---------- Exercise data
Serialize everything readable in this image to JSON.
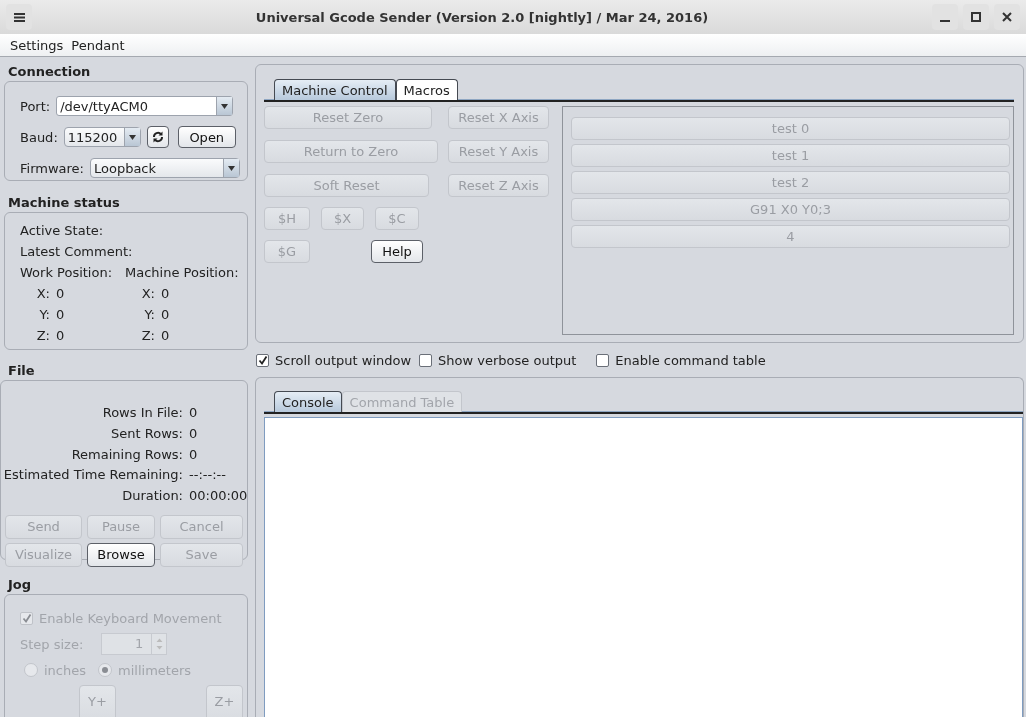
{
  "window": {
    "title": "Universal Gcode Sender (Version 2.0 [nightly]  / Mar 24, 2016)"
  },
  "menu": [
    "Settings",
    "Pendant"
  ],
  "connection": {
    "title": "Connection",
    "port": {
      "label": "Port:",
      "value": "/dev/ttyACM0"
    },
    "baud": {
      "label": "Baud:",
      "value": "115200"
    },
    "open_button": "Open",
    "firmware": {
      "label": "Firmware:",
      "value": "Loopback"
    }
  },
  "machine_status": {
    "title": "Machine status",
    "active_state_label": "Active State:",
    "latest_comment_label": "Latest Comment:",
    "work_position_label": "Work Position:",
    "machine_position_label": "Machine Position:",
    "work_position": [
      {
        "axis": "X:",
        "value": "0"
      },
      {
        "axis": "Y:",
        "value": "0"
      },
      {
        "axis": "Z:",
        "value": "0"
      }
    ],
    "machine_position": [
      {
        "axis": "X:",
        "value": "0"
      },
      {
        "axis": "Y:",
        "value": "0"
      },
      {
        "axis": "Z:",
        "value": "0"
      }
    ]
  },
  "file": {
    "title": "File",
    "stats": [
      {
        "label": "Rows In File:",
        "value": "0"
      },
      {
        "label": "Sent Rows:",
        "value": "0"
      },
      {
        "label": "Remaining Rows:",
        "value": "0"
      },
      {
        "label": "Estimated Time Remaining:",
        "value": "--:--:--"
      },
      {
        "label": "Duration:",
        "value": "00:00:00"
      }
    ],
    "buttons": [
      {
        "label": "Send",
        "disabled": true
      },
      {
        "label": "Pause",
        "disabled": true
      },
      {
        "label": "Cancel",
        "disabled": true
      },
      {
        "label": "Visualize",
        "disabled": true
      },
      {
        "label": "Browse",
        "disabled": false
      },
      {
        "label": "Save",
        "disabled": true
      }
    ]
  },
  "jog": {
    "title": "Jog",
    "keyboard_movement": {
      "label": "Enable Keyboard Movement",
      "checked": true,
      "disabled": true
    },
    "step_size": {
      "label": "Step size:",
      "value": "1"
    },
    "units": [
      {
        "label": "inches",
        "selected": false
      },
      {
        "label": "millimeters",
        "selected": true
      }
    ],
    "buttons": [
      "Y+",
      "Z+"
    ]
  },
  "control_tabs": [
    {
      "label": "Machine Control",
      "selected": true
    },
    {
      "label": "Macros",
      "selected": false
    }
  ],
  "machine_control": {
    "axis_buttons": [
      {
        "label": "Reset Zero",
        "disabled": true
      },
      {
        "label": "Reset X Axis",
        "disabled": true
      },
      {
        "label": "Return to Zero",
        "disabled": true
      },
      {
        "label": "Reset Y Axis",
        "disabled": true
      },
      {
        "label": "Soft Reset",
        "disabled": true
      },
      {
        "label": "Reset Z Axis",
        "disabled": true
      }
    ],
    "command_buttons": [
      {
        "label": "$H",
        "disabled": true
      },
      {
        "label": "$X",
        "disabled": true
      },
      {
        "label": "$C",
        "disabled": true
      },
      {
        "label": "$G",
        "disabled": true
      },
      {
        "label": "Help",
        "disabled": false
      }
    ]
  },
  "macros": [
    {
      "label": "test 0",
      "disabled": true
    },
    {
      "label": "test 1",
      "disabled": true
    },
    {
      "label": "test 2",
      "disabled": true
    },
    {
      "label": "G91 X0 Y0;3",
      "disabled": true
    },
    {
      "label": "4",
      "disabled": true
    }
  ],
  "options": [
    {
      "label": "Scroll output window",
      "checked": true
    },
    {
      "label": "Show verbose output",
      "checked": false
    },
    {
      "label": "Enable command table",
      "checked": false
    }
  ],
  "console_tabs": [
    {
      "label": "Console",
      "selected": true,
      "disabled": false
    },
    {
      "label": "Command Table",
      "selected": false,
      "disabled": true
    }
  ]
}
--------------------
Short exercise: Extract every line that has the string "Enable" in it.

Task solution:
      "label": "Enable Keyboard Movement",
      "label": "Enable command table",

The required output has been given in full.